» **WRITTEN EXERCISE**: Render the lines starting at the one that contains "svg-text:7: 7 bbox=[924, 828, 950, 874]" and ending at the one that contains "Find all labels, buttons, inputs, and" as a Markdown table with the columns Row and Line. Number each row and leave out blank lines.

═══ RECORDS PROVIDED

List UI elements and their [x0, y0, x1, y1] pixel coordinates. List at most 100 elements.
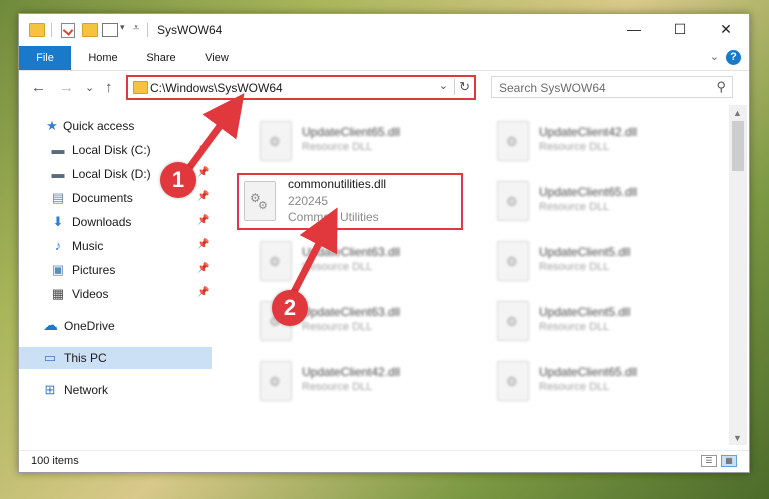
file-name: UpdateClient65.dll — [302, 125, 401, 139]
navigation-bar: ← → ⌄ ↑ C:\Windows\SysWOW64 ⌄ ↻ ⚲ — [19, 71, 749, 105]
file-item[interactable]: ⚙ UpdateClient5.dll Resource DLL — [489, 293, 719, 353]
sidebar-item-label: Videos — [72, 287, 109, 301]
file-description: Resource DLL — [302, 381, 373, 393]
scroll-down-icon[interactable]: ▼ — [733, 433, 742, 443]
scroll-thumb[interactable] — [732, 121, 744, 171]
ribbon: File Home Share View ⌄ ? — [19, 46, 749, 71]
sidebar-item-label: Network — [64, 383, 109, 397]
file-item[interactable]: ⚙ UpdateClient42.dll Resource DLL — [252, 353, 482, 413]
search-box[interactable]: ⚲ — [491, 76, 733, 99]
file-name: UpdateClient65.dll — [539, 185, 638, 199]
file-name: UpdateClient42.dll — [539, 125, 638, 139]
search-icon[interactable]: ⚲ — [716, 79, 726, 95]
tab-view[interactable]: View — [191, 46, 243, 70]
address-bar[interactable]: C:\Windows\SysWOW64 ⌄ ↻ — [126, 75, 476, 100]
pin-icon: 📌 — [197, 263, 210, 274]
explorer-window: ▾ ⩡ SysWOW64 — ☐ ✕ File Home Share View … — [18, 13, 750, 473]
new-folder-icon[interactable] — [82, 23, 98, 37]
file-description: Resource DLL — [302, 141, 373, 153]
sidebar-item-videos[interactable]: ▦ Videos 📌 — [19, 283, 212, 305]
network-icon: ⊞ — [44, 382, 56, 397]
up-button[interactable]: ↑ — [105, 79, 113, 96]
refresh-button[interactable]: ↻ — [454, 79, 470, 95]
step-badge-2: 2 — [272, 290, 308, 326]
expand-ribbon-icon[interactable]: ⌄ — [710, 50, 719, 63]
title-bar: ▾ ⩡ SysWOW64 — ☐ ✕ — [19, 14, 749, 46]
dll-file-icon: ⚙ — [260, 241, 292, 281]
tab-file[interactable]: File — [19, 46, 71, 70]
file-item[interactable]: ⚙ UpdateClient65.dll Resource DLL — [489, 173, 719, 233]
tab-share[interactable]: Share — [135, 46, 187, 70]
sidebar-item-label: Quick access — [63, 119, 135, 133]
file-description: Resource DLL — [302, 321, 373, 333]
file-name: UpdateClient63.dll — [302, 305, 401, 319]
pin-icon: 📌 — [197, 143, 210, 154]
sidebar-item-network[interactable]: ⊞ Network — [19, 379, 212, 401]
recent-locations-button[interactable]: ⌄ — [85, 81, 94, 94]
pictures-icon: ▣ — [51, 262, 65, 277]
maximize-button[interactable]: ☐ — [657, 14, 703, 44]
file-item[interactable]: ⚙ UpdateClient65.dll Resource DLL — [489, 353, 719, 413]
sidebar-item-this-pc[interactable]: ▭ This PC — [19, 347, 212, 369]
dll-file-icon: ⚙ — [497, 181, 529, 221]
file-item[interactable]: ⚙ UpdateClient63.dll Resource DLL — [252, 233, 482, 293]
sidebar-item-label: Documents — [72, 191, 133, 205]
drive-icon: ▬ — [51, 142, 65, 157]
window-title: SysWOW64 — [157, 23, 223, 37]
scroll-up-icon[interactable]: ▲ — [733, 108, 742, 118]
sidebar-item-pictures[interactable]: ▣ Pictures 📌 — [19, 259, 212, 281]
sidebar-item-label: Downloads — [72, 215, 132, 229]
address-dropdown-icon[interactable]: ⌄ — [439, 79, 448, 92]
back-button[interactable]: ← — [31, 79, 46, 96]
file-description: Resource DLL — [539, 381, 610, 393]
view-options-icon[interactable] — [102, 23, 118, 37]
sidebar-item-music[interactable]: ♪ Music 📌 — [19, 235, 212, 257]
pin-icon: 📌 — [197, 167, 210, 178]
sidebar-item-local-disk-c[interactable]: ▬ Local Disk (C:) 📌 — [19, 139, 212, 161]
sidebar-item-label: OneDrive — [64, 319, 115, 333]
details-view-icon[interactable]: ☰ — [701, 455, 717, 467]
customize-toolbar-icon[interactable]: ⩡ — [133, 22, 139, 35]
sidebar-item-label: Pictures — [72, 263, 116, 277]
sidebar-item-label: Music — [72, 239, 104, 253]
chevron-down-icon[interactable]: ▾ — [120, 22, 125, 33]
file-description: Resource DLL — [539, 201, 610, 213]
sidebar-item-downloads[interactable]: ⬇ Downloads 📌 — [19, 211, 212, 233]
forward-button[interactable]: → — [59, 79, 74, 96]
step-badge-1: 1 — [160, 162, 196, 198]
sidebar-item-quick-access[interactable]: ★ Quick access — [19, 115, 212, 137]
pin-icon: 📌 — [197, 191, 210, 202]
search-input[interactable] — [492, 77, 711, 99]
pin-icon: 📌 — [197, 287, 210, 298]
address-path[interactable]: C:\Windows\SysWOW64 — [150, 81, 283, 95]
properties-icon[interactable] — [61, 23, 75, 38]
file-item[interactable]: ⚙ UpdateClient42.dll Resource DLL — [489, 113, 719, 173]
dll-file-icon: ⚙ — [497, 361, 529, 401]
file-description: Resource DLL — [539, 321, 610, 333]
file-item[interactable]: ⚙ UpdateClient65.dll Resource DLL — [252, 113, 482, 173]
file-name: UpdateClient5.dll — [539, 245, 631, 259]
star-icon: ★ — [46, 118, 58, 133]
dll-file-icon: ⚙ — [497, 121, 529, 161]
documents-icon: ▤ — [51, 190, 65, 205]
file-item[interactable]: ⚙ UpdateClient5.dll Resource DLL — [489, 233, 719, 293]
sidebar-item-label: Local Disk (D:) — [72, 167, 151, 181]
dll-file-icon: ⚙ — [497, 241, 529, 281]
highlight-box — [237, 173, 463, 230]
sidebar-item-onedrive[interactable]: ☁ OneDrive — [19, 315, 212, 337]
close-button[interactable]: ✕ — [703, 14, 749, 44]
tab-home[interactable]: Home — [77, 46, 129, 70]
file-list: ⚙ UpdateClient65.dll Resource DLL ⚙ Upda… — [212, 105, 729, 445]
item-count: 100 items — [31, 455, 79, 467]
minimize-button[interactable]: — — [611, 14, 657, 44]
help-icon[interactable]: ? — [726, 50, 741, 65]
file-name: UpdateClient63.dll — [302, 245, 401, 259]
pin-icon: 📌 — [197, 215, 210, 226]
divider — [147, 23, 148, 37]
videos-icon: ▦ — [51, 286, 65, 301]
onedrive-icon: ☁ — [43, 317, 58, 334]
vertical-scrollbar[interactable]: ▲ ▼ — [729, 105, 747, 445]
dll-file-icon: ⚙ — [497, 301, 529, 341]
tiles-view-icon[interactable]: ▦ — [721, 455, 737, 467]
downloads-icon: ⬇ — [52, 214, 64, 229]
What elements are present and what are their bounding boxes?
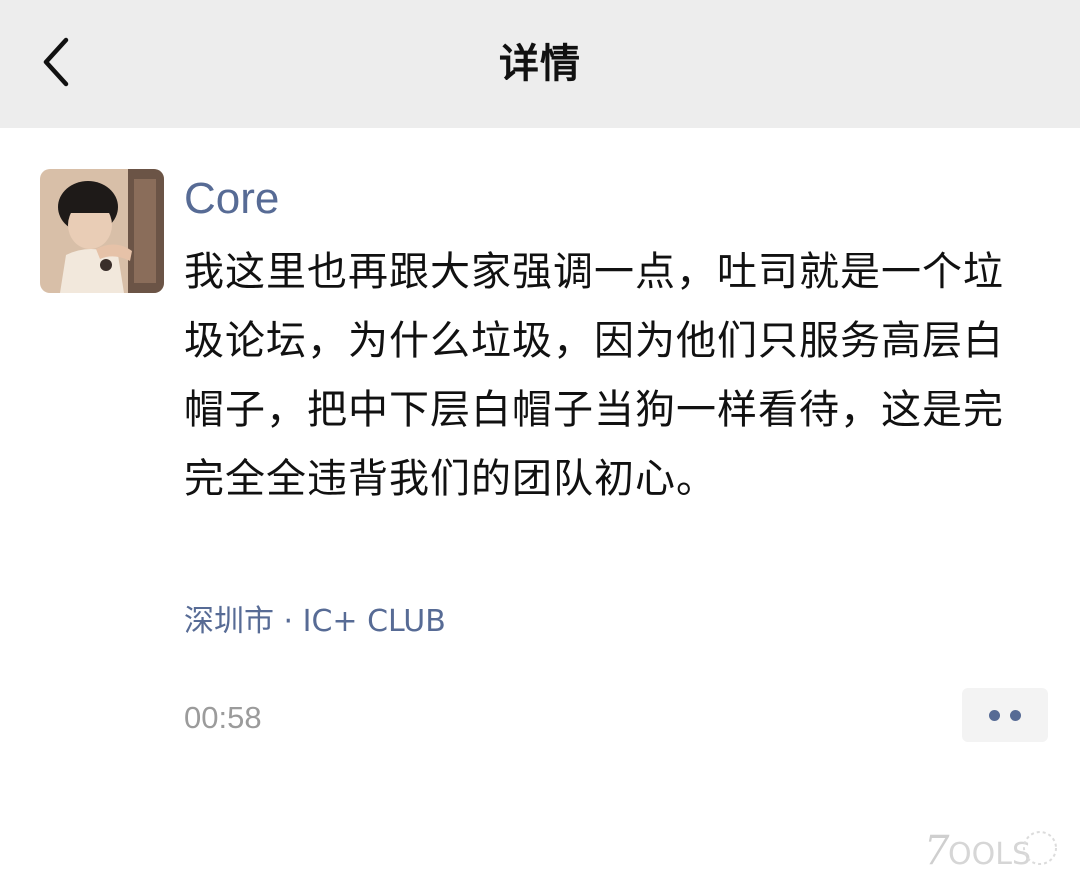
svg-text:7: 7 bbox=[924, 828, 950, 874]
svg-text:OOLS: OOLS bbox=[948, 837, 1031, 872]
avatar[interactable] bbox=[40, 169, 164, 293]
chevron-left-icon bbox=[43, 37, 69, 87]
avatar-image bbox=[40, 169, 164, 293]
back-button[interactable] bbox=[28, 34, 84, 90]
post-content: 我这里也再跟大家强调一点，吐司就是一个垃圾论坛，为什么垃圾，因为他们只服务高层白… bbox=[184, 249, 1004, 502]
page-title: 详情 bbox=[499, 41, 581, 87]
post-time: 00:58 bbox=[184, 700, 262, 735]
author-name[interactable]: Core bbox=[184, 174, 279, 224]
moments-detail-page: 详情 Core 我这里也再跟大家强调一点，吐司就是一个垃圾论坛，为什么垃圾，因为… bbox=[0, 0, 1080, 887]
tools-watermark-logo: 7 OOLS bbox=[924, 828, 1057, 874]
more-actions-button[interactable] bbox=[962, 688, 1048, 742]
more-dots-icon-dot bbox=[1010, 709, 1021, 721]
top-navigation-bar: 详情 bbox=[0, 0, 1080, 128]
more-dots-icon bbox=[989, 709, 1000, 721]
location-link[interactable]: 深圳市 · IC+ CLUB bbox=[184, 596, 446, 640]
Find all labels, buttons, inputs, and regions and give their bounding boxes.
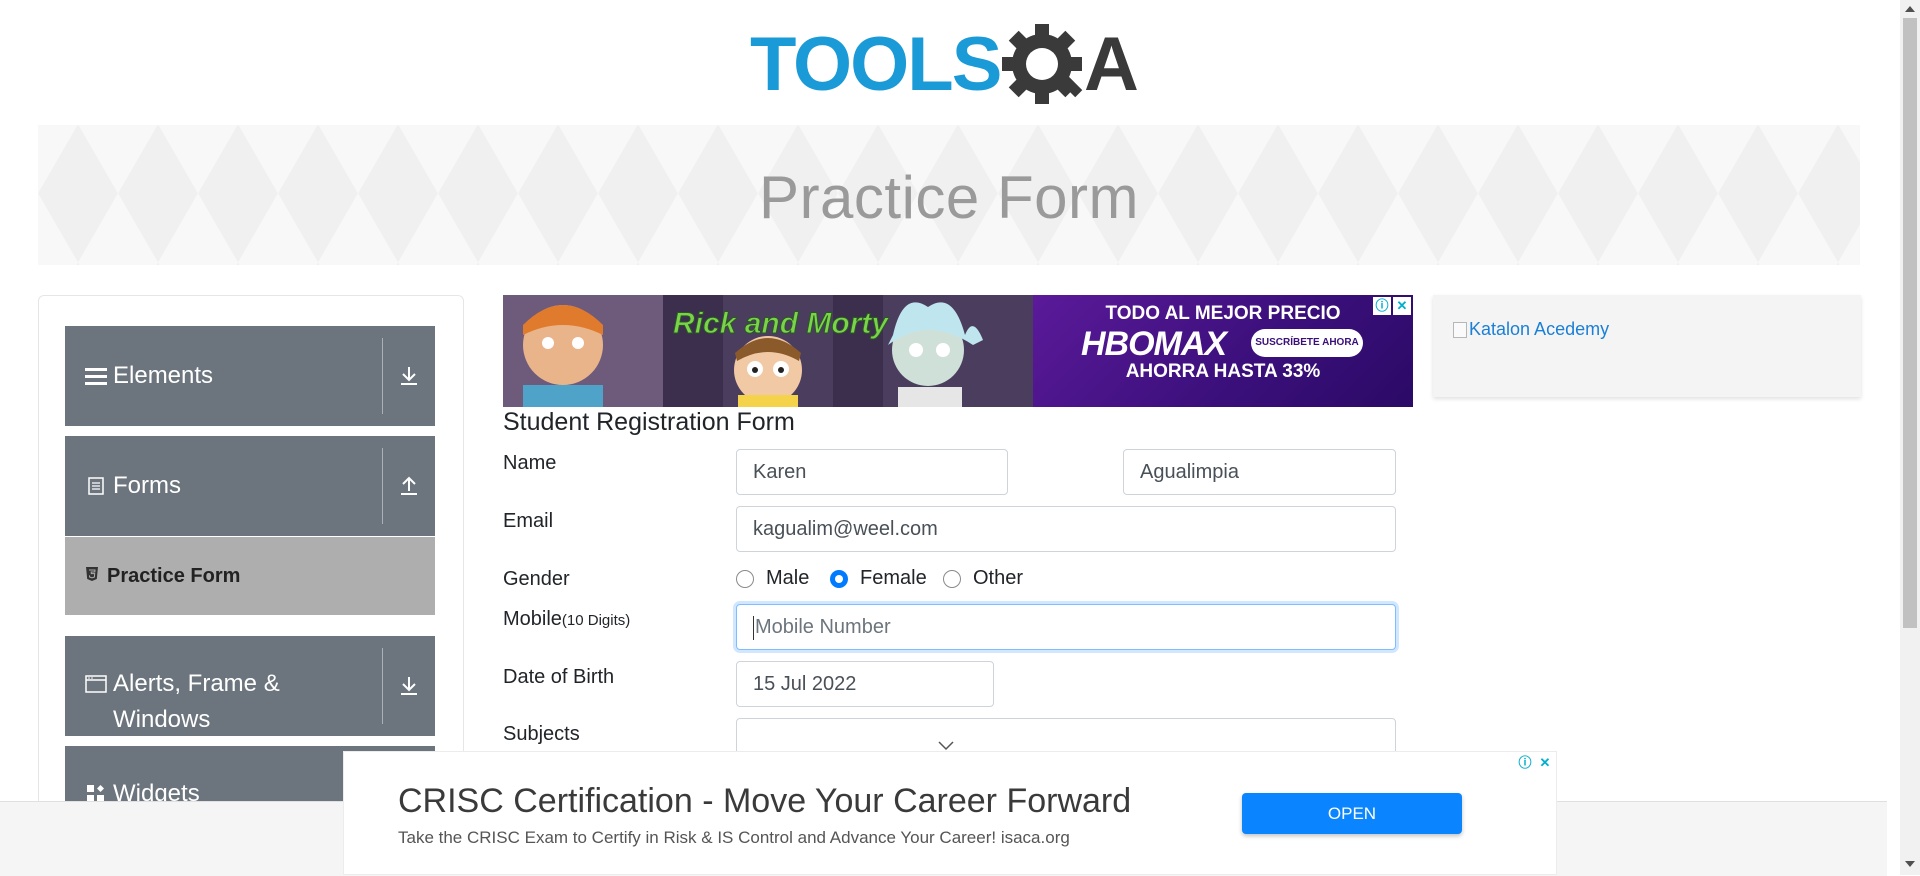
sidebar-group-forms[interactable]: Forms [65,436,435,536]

══════

» **SOLUTION TO THIS PROBLEM**:
| Row | Line |
|---|---|
| 1 | svg-text:7: 7 bbox=[924, 828, 950, 874] |
| 2 | svg-text:OOLS: OOLS bbox=[948, 837, 1031, 872] |
| 3 | avatar[interactable] bbox=[40, 169, 164, 293] |
| 4 | chevron-left-icon bbox=[43, 37, 69, 87] |
| 5 | avatar-image bbox=[40, 169, 164, 293] |
| 6 | back-button[interactable] bbox=[28, 34, 84, 90] |
| 7 | post-content: 我这里也再跟大家强调一点，吐司就是一个垃圾论坛，为什么垃圾，因为他们只服务高层白… bbox=[184, 249, 1004, 502] |
| 8 | page-title: 详情 bbox=[499, 41, 581, 87] |
| 9 | post-time: 00:58 bbox=[184, 700, 262, 735] |
| 10 | author-name[interactable]: Core bbox=[184, 174, 279, 224] |
| 11 | moments-detail-page: 详情 Core 我这里也再跟大家强调一点，吐司就是一个垃圾论坛，为什么垃圾，因为… bbox=[0, 0, 1080, 887] |
| 12 | tools-watermark-logo: 7 OOLS bbox=[924, 828, 1057, 874] |
| 13 | more-actions-button[interactable] bbox=[962, 688, 1048, 742] |
| 14 | more-dots-icon-dot bbox=[1010, 709, 1021, 721] |
| 15 | top-navigation-bar: 详情 bbox=[0, 0, 1080, 128] |
| 16 | more-dots-icon bbox=[989, 709, 1000, 721] |
| 17 | location-link[interactable]: 深圳市 · IC+ CLUB bbox=[184, 596, 446, 640] |
| 18 | Find all labels, buttons, inputs, and regions and give their bounding boxes. |